**** Extrait du document

Genève, 8 germinal XII (20 mars 1804).

Mon cher ami,

Je vais à Paris. Je n’ai pas besoin de vous dire qu’une des plus douces jouissances que je me promette dans ce pays-là est celle de vous embrasser. Nous n’en sommes plus à ces petites choses; c’est ce qui fait que je ne vous fais pas la guerre sur ce que depuis trois mois vous ne m’écrivez plus. Les plaisirs du carnaval ont formé à Grenoble une société de jeunes gens où il ne manque que vous pour réunir tout ce que j’aime et estime dans ce pays. Vous en connaissez presque tous les membres, à l’exception peut-être de Félix Faure et de Ribon; les autres sont Mallein, Alphonse Périer et Diday. Je disais un jour à Alphonse et à Mallein qu’en allant à Paris, je voulais passer par Genève; à l’instant ils se regardent, nous organisons notre voyage et nous partons le 29 ventôse pour venir passer deux jours à Genève; nous passons par les Echelles où nous sommes reçus par mon oncle139; par Chambéry où nous restons vingt-quatre heures; nous arrivons enfin à Genève. Nous devions n’y passer que deux jours, nous y sommes déjà depuis trois, et si je ne consultais que mon cœur, j’y passerais six mois. Nous avions plusieurs lettres de recommandations pour M. Pasteur, pour M. et Mme Mouriez, pour M. Pictet. Nous avons été souvent en société, tantôt reçus par les vrais Genevois avec cette politesse froide qui glace, tantôt avec empressement par ceux que nos mœurs ont déjà corrompus. En général, bien de la plupart des femmes, mal de tous les hommes. Je vous donnerai des détails là-dessus à notre première entrevue.

********
**** Données présentées

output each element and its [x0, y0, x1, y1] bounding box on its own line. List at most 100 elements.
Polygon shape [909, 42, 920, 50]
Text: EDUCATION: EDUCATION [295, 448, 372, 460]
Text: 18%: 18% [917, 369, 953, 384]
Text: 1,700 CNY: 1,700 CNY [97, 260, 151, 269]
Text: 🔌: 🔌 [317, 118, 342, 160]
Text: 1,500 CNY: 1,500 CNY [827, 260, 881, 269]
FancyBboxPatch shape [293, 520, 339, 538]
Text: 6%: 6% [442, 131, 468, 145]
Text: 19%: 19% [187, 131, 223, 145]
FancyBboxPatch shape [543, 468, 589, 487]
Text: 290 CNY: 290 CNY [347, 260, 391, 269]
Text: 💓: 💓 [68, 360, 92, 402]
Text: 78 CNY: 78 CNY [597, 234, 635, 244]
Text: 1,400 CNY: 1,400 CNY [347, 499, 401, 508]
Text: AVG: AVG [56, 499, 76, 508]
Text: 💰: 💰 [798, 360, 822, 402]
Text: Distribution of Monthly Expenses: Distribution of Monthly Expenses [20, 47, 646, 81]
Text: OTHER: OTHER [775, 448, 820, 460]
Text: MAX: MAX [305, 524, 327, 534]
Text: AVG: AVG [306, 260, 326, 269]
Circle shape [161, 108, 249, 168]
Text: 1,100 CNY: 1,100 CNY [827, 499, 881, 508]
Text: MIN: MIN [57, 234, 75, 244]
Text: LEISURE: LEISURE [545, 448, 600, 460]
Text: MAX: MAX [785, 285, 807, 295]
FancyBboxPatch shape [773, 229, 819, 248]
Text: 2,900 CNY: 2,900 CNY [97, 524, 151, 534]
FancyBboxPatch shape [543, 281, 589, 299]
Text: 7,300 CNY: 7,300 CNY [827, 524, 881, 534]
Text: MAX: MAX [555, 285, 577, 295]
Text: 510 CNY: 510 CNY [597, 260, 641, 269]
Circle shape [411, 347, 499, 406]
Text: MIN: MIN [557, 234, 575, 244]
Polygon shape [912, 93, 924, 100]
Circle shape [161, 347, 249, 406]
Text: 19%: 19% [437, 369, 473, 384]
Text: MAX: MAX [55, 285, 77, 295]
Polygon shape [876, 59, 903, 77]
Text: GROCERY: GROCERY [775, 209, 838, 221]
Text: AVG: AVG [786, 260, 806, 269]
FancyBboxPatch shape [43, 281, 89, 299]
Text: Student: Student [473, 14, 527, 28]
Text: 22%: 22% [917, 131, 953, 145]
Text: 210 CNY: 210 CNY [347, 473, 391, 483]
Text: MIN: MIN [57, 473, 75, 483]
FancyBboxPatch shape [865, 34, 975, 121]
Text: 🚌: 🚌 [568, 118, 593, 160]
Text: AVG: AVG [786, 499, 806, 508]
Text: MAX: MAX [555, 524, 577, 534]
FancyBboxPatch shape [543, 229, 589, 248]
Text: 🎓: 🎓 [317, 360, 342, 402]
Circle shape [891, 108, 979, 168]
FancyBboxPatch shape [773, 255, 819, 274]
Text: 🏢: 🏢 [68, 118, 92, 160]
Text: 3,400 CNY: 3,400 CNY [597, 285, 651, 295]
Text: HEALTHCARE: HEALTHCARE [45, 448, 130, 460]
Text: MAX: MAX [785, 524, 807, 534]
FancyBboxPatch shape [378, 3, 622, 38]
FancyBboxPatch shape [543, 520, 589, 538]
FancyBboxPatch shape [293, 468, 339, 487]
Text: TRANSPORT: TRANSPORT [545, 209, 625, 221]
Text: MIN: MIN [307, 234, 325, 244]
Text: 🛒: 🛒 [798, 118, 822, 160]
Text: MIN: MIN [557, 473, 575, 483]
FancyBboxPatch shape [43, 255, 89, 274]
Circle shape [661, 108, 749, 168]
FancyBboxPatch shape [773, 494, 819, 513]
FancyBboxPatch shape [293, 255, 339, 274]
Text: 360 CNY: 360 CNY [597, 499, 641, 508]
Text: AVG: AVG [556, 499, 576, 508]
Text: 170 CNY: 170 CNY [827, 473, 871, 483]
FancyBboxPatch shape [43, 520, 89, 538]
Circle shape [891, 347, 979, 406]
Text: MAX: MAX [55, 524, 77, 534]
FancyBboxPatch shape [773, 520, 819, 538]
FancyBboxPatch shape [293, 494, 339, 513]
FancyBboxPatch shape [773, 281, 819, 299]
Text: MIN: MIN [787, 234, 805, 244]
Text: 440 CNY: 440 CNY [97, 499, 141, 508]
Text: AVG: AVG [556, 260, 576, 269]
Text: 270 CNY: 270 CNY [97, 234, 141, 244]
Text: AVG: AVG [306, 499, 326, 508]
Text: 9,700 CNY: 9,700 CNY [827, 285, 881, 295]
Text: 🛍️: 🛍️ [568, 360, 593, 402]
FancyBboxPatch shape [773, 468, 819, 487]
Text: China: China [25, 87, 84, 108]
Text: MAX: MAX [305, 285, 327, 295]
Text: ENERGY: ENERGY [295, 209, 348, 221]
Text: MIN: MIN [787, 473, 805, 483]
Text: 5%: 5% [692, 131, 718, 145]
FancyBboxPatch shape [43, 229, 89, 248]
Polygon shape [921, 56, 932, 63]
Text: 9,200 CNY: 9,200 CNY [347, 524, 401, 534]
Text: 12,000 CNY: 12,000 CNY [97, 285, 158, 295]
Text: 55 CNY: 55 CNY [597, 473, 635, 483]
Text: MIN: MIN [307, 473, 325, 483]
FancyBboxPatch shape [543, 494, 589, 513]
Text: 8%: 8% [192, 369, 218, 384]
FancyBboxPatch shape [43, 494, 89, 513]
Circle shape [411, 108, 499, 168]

********

(Travail demandé)
A – D'après l'extrait du document, à quelle date le petit groupe a-t-il quitté Grenoble pour se rendre à Genève ?
B – Dans l'extrait du document, pourquoi le destinataire ne reçoit-il aucun reproche pour son silence de trois mois ? Répondez en une à trois phrases.

(Réponses attendues)
A – Le groupe est parti le 29 ventôse.

B – Le destinataire ne reçoit aucun reproche parce que, selon la lettre, leur amitié n'en est « plus à ces petites choses ». Un tel silence ne mérite donc pas qu'on lui « fasse la guerre ».